- _Exercise_: Copy, from the entries below, each line in which the string "author" appears.

- _Stored items_:

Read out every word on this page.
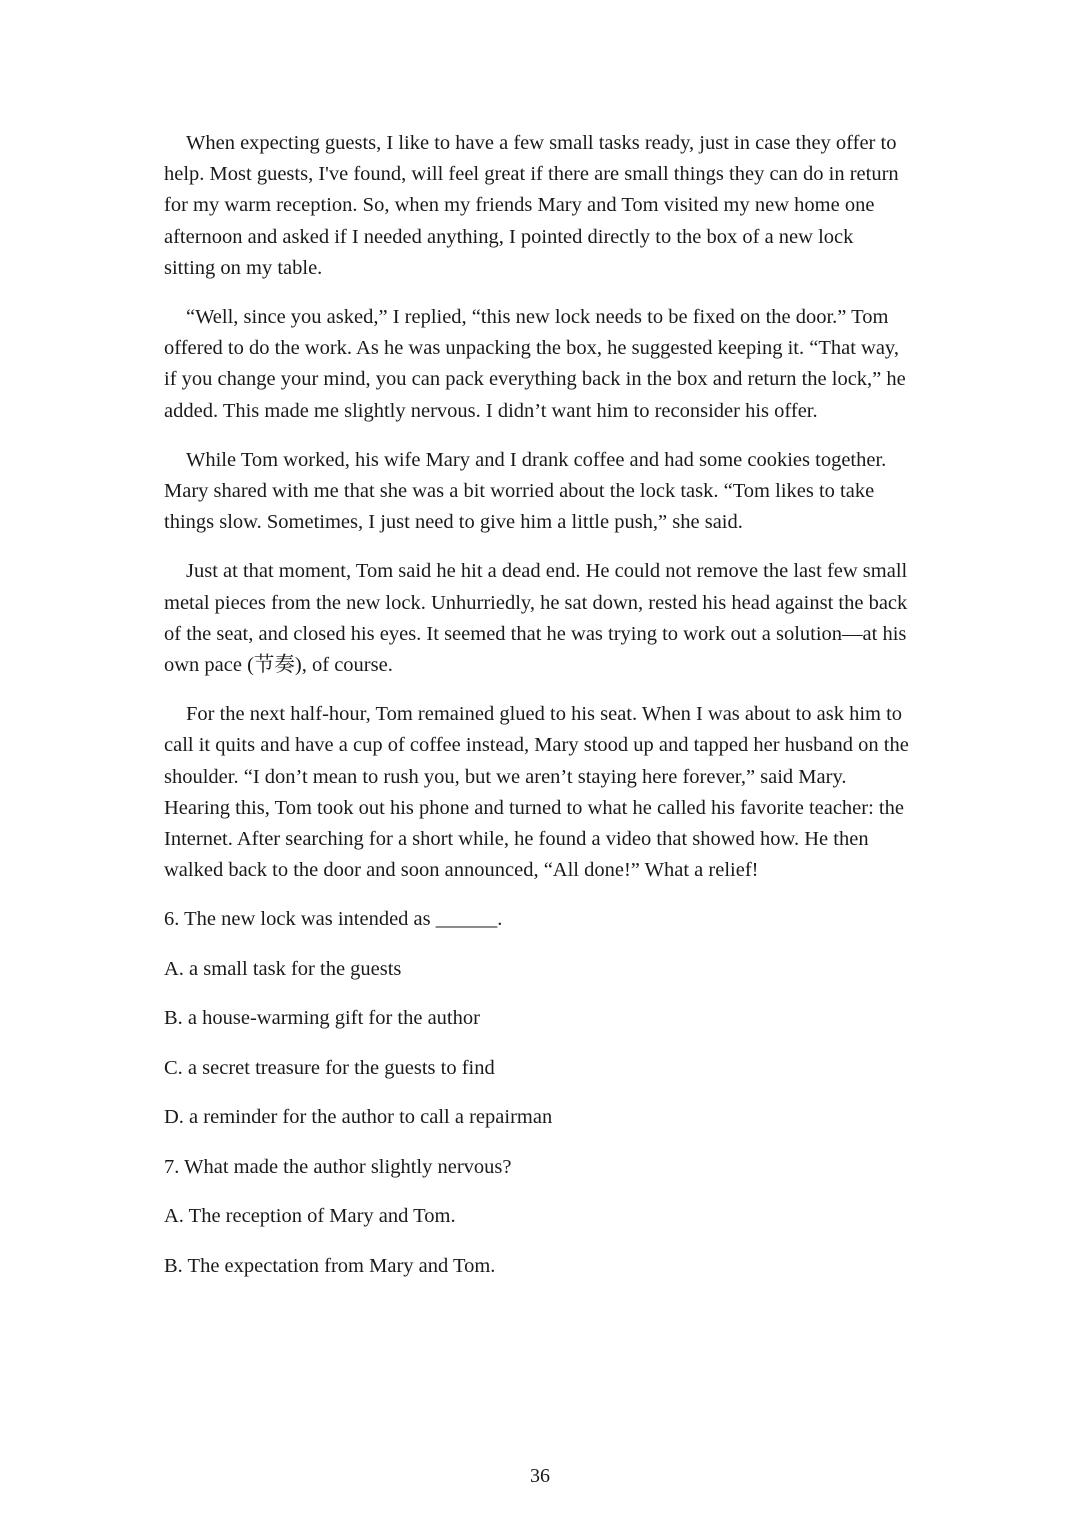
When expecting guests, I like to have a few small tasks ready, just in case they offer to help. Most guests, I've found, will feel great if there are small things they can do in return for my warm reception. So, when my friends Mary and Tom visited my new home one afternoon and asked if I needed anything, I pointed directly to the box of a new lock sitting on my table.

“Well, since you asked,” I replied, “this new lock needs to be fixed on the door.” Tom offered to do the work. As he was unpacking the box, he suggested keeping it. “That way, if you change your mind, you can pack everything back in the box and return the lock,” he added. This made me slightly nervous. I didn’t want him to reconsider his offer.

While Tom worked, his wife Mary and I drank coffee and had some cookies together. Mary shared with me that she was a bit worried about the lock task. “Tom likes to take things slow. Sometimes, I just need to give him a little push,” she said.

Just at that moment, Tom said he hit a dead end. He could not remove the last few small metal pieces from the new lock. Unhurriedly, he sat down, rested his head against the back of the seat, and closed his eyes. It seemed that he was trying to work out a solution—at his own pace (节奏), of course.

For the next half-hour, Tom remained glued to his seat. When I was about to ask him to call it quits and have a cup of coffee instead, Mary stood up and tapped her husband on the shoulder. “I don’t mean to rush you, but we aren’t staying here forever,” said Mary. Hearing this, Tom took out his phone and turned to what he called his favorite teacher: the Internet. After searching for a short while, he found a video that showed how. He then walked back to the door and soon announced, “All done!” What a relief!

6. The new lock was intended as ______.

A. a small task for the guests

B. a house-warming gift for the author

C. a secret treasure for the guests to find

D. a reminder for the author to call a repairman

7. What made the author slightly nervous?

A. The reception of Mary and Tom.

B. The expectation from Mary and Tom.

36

...

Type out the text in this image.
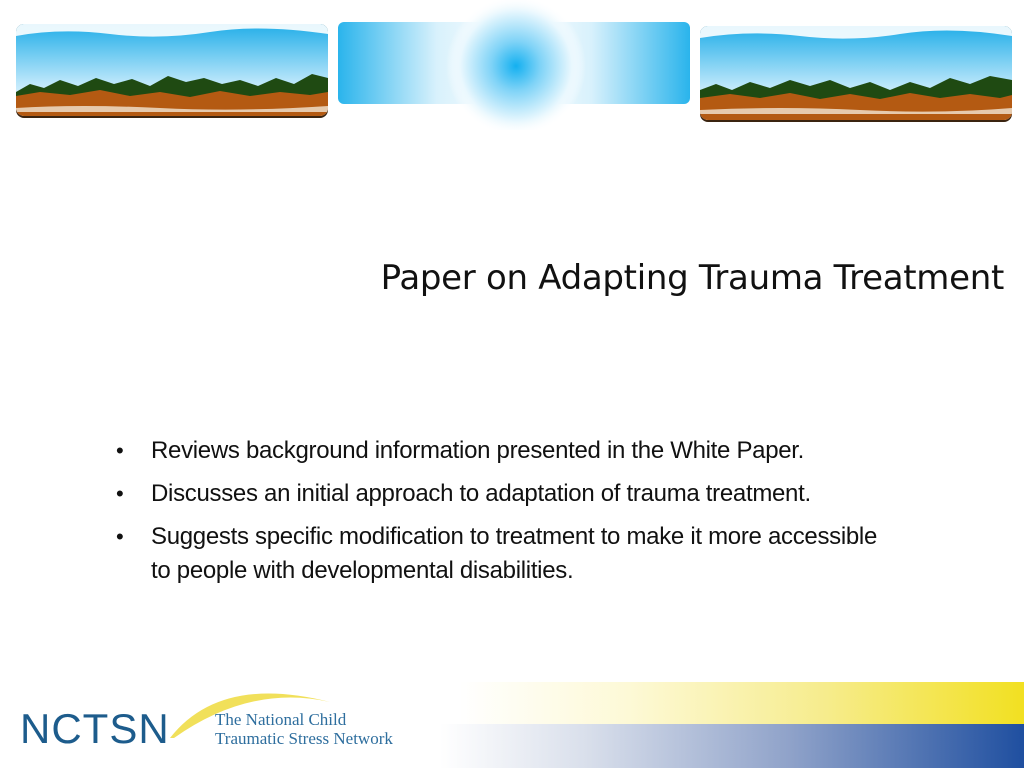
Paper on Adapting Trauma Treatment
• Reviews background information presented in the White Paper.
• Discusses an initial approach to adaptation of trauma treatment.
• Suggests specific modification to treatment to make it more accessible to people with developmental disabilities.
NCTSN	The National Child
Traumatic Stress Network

==

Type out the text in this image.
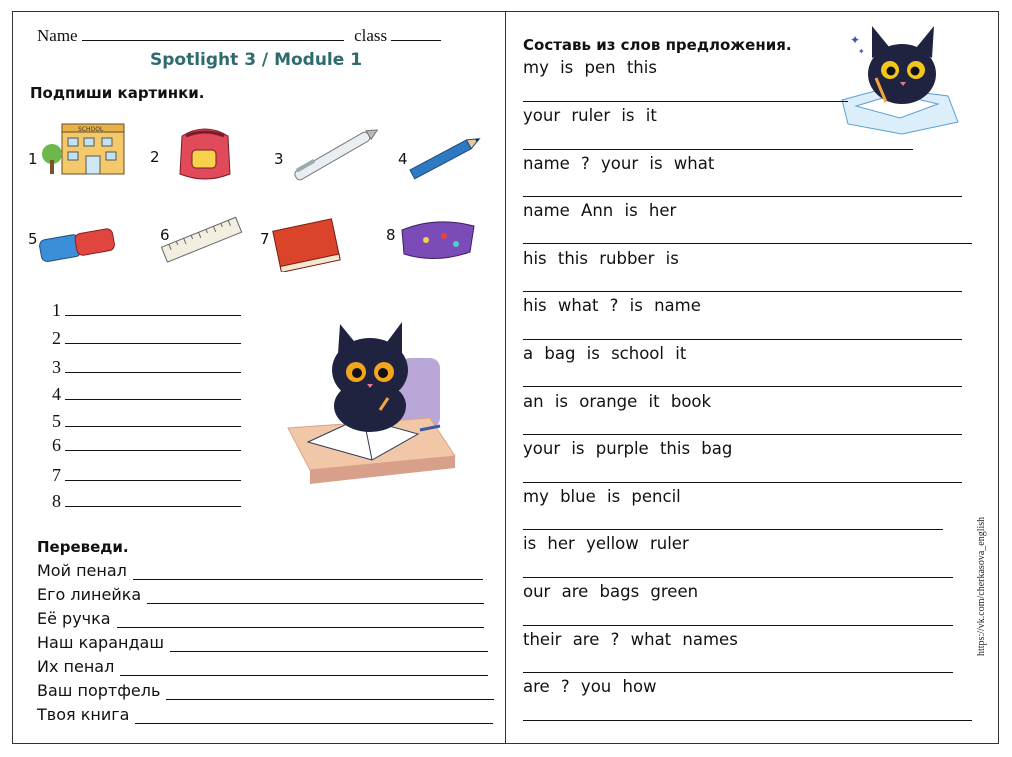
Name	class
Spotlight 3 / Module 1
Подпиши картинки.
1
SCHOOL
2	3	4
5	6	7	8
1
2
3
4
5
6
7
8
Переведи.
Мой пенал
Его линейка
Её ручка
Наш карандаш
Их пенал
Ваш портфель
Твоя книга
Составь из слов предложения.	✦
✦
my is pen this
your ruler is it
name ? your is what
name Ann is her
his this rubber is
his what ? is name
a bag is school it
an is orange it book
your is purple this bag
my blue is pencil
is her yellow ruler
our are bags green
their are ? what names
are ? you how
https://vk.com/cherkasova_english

- _The result_:
B. a house-warming gift for the author
D. a reminder for the author to call a repairman
7. What made the author slightly nervous?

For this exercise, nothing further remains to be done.